**Problem to work on:** Print each line exactly as it is given.

**Data lines:**
-- -- --

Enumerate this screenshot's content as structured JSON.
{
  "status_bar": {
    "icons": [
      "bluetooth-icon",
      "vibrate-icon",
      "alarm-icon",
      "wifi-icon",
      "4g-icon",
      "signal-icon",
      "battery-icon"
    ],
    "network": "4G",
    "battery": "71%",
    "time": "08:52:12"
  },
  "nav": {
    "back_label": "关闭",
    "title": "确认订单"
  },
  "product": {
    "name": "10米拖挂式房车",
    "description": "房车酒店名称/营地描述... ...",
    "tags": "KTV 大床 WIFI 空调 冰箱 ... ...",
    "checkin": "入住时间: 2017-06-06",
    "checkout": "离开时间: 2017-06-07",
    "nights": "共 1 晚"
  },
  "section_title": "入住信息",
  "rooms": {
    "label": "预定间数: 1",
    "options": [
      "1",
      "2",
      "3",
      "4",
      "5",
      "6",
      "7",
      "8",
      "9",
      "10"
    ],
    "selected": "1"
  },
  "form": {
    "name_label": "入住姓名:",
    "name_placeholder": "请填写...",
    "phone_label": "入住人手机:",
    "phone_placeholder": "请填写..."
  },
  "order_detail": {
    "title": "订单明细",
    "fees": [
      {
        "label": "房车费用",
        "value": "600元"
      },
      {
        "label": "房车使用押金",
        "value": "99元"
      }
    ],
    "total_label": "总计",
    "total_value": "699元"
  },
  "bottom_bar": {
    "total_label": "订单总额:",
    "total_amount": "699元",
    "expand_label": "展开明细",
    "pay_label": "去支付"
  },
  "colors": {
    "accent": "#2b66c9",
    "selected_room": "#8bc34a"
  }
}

-- -- --

**The completed task:**
Enumerate this screenshot's content as structured JSON.
{
  "status_bar": {
    "icons": [
      "bluetooth-icon",
      "vibrate-icon",
      "alarm-icon",
      "wifi-icon",
      "4g-icon",
      "signal-icon",
      "battery-icon"
    ],
    "network": "4G",
    "battery": "71%",
    "time": "08:52:12"
  },
  "nav": {
    "back_label": "关闭",
    "title": "确认订单"
  },
  "product": {
    "name": "10米拖挂式房车",
    "description": "房车酒店名称/营地描述... ...",
    "tags": "KTV 大床 WIFI 空调 冰箱 ... ...",
    "checkin": "入住时间: 2017-06-06",
    "checkout": "离开时间: 2017-06-07",
    "nights": "共 1 晚"
  },
  "section_title": "入住信息",
  "rooms": {
    "label": "预定间数: 1",
    "options": [
      "1",
      "2",
      "3",
      "4",
      "5",
      "6",
      "7",
      "8",
      "9",
      "10"
    ],
    "selected": "1"
  },
  "form": {
    "name_label": "入住姓名:",
    "name_placeholder": "请填写...",
    "phone_label": "入住人手机:",
    "phone_placeholder": "请填写..."
  },
  "order_detail": {
    "title": "订单明细",
    "fees": [
      {
        "label": "房车费用",
        "value": "600元"
      },
      {
        "label": "房车使用押金",
        "value": "99元"
      }
    ],
    "total_label": "总计",
    "total_value": "699元"
  },
  "bottom_bar": {
    "total_label": "订单总额:",
    "total_amount": "699元",
    "expand_label": "展开明细",
    "pay_label": "去支付"
  },
  "colors": {
    "accent": "#2b66c9",
    "selected_room": "#8bc34a"
  }
}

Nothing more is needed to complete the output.